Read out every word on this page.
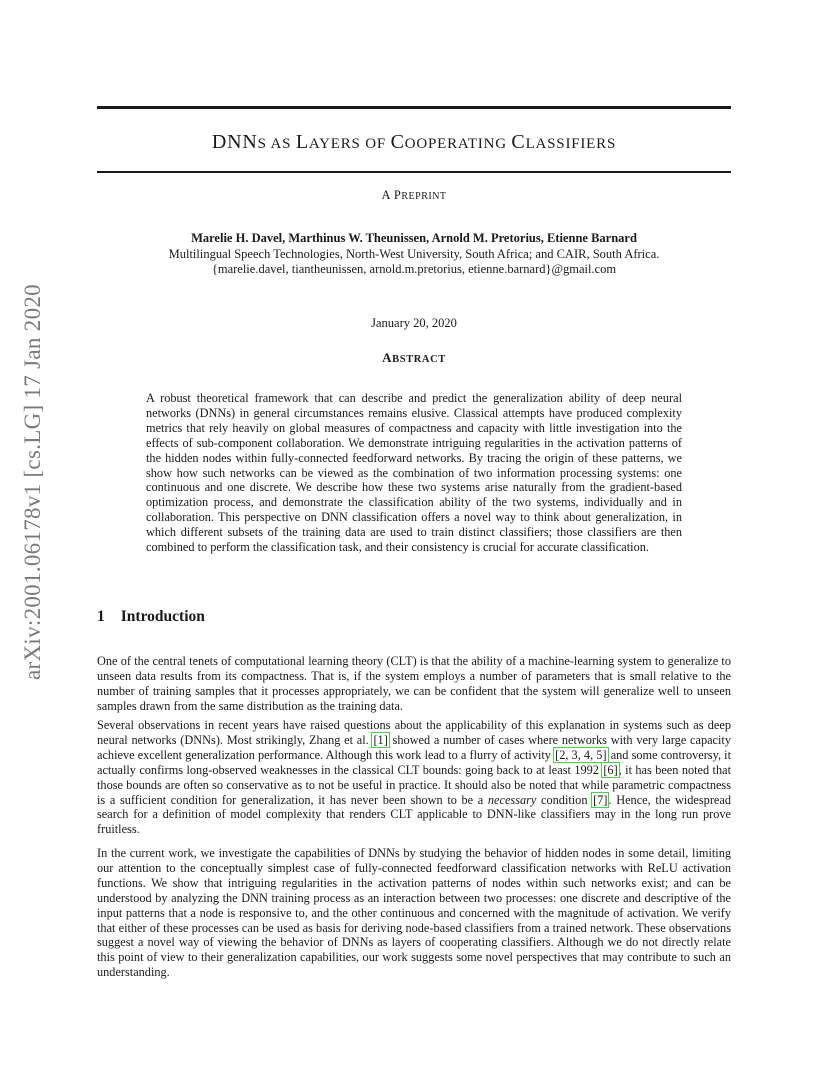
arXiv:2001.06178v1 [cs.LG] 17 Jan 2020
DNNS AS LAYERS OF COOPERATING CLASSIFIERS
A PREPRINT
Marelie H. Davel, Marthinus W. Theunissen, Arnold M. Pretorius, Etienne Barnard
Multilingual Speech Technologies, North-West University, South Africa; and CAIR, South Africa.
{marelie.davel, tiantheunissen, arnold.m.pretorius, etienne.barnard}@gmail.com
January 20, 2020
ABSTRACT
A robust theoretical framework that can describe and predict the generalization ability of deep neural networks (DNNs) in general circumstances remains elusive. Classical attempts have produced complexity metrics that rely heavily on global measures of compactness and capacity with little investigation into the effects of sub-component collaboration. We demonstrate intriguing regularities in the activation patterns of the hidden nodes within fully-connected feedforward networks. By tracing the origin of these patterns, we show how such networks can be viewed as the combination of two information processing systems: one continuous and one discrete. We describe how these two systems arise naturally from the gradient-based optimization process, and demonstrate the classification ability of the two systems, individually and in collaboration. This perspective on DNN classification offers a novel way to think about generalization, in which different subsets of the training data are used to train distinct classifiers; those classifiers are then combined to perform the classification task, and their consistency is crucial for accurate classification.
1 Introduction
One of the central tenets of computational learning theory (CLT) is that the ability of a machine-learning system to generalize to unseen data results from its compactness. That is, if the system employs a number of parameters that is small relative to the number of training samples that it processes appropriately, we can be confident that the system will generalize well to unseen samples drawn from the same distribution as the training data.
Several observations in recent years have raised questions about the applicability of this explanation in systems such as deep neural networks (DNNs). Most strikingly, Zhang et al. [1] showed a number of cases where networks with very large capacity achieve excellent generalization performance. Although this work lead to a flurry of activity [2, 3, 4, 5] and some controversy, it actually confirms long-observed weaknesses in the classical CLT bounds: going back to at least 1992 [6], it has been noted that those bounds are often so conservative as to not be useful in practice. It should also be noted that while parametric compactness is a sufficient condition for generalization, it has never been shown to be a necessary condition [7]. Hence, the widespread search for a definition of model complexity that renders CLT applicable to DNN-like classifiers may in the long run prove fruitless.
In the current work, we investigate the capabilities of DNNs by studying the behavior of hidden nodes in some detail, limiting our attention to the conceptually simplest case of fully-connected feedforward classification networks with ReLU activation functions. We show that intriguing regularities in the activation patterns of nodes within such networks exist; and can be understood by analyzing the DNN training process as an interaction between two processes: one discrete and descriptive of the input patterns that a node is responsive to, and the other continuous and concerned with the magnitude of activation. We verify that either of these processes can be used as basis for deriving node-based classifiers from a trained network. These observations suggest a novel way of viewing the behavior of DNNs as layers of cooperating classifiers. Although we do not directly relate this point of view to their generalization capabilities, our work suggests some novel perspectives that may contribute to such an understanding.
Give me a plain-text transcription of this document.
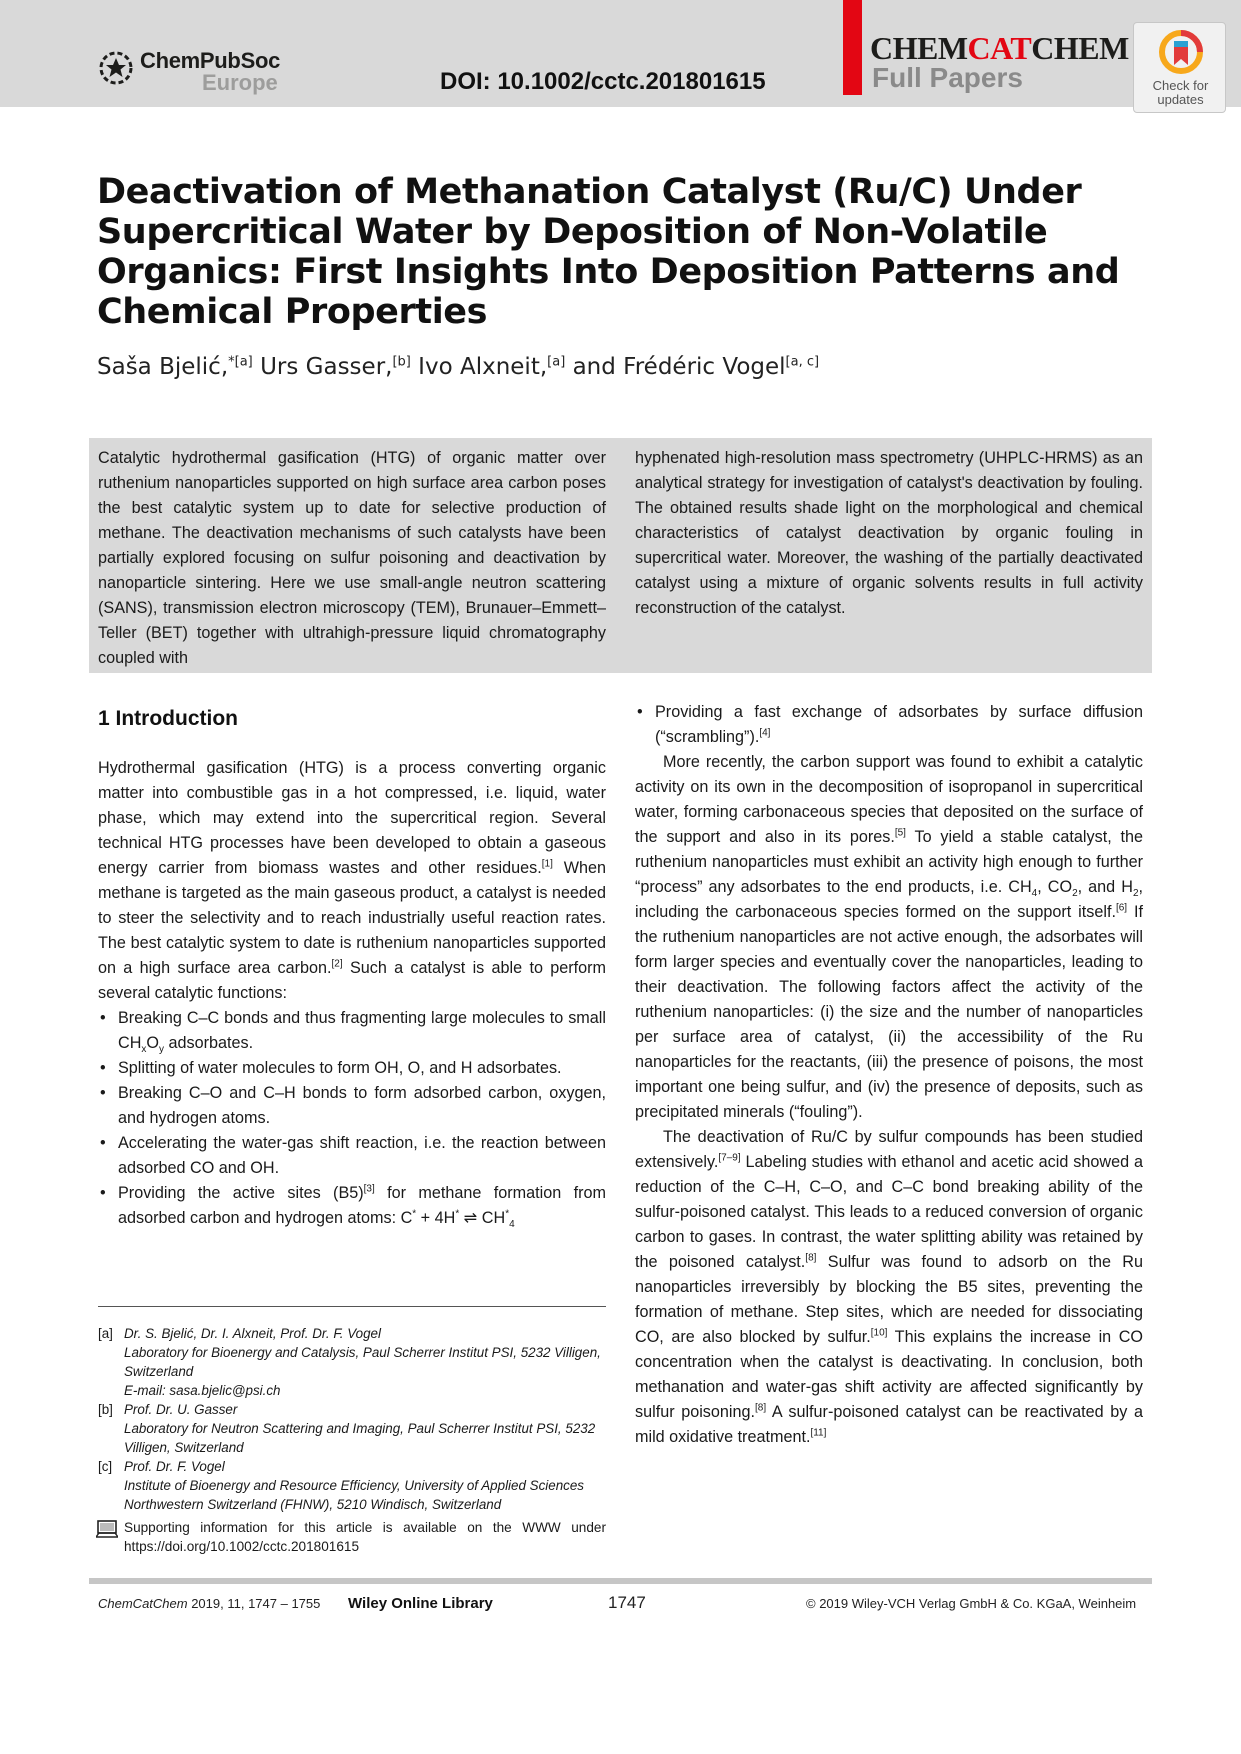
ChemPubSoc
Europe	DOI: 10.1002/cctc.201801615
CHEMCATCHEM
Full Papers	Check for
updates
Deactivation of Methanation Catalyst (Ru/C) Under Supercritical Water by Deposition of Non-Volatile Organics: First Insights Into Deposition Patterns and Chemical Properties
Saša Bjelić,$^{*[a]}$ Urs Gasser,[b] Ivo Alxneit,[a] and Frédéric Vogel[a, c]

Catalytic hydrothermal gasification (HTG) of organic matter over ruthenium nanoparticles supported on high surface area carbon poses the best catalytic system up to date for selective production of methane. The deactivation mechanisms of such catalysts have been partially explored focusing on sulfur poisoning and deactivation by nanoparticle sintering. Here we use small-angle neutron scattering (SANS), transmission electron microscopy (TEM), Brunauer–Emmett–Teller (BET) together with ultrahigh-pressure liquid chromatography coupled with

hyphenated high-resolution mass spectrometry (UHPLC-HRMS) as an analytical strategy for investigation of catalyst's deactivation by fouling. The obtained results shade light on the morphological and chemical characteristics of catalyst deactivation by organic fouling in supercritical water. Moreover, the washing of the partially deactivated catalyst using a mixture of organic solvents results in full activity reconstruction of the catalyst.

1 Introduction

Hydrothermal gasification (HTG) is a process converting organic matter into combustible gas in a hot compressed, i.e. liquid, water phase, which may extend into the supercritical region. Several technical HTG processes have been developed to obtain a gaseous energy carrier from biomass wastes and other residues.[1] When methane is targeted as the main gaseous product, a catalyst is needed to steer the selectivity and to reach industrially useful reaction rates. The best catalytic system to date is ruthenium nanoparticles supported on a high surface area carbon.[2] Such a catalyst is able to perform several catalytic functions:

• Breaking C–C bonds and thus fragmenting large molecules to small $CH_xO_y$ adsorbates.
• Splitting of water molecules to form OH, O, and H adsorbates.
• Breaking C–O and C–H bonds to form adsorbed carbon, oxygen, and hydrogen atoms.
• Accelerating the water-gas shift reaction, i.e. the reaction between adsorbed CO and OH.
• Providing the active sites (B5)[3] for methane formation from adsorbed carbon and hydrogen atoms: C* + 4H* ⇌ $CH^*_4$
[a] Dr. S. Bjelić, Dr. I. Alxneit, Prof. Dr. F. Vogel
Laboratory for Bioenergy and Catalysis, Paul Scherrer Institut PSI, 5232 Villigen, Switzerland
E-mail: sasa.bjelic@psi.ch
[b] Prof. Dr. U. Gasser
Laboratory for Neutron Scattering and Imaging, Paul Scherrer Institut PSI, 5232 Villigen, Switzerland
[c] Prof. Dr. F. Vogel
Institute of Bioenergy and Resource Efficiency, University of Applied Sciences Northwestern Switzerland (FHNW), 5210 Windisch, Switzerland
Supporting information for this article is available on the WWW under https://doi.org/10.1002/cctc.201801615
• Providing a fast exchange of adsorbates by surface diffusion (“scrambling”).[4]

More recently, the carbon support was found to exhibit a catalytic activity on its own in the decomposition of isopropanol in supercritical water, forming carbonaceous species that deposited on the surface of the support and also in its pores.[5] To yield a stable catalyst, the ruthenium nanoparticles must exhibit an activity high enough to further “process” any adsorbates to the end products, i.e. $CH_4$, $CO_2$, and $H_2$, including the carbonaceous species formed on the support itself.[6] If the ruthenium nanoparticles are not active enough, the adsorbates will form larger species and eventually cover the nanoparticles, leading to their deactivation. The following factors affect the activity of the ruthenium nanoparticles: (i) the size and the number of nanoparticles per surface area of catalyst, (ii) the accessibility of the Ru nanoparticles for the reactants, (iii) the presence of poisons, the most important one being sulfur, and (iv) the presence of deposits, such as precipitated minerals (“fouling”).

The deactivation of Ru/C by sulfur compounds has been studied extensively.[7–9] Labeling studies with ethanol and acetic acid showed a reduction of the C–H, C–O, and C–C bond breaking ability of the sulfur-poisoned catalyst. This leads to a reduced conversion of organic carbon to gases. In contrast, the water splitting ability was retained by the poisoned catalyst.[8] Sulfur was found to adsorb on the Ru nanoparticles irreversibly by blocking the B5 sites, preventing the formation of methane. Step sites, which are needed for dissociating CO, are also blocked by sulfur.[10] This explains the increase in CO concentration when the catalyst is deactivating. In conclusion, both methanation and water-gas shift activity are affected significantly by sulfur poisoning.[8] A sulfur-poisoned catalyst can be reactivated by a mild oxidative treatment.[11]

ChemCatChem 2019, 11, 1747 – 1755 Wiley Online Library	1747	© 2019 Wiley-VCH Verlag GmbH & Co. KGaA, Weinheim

...

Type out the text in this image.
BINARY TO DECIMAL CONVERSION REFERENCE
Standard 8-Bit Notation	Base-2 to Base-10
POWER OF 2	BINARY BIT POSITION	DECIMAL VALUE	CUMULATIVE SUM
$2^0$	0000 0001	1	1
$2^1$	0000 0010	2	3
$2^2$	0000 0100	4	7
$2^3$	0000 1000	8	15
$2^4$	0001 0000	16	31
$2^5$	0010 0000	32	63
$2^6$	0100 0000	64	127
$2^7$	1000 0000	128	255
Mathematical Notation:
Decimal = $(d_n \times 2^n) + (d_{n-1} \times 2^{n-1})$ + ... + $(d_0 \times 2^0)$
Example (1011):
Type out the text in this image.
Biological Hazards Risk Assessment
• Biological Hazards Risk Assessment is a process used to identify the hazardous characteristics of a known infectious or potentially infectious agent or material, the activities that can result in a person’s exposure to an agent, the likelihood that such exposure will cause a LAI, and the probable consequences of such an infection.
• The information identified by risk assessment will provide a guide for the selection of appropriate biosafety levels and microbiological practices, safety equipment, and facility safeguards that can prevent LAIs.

What is being asked ▸ State how many lines of the records above contain the word "Providing", and give only that number.

Answer to the exercise ▸ 2